>> Begin PROVIDED RECORDS
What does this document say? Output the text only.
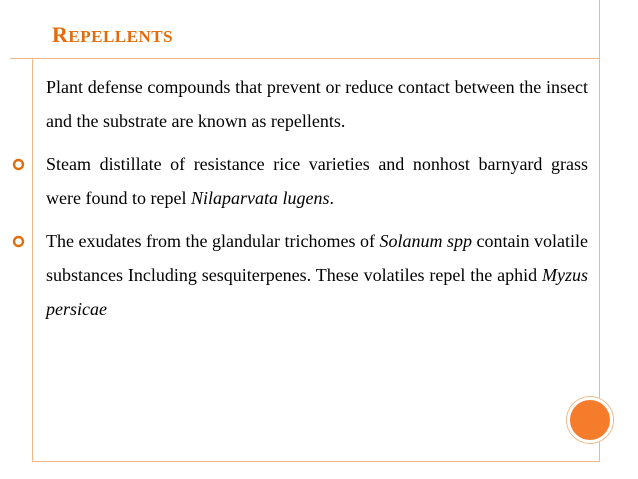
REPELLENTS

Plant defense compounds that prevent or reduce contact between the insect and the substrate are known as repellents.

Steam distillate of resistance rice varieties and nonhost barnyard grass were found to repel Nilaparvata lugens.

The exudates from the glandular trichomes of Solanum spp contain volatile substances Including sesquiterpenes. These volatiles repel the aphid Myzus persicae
>> End PROVIDED RECORDS
>> Begin PROVIDED RECORDS
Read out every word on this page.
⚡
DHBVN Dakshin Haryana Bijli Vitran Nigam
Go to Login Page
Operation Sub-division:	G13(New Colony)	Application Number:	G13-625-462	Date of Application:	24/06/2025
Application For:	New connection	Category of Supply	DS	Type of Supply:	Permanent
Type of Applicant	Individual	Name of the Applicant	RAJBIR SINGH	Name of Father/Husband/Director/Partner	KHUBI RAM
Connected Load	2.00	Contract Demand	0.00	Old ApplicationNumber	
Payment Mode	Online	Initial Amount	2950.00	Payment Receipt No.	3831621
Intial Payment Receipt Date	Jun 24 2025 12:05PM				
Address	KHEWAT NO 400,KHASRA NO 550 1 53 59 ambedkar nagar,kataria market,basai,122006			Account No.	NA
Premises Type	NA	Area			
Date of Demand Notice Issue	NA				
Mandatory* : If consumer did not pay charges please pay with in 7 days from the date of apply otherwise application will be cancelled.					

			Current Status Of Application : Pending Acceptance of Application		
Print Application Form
>> End PROVIDED RECORDS
[YOUR OBJECTIVE] Find the lines of the material that hold the word "Type" and report their count alone.

[EXERCISE RESPONSE] 3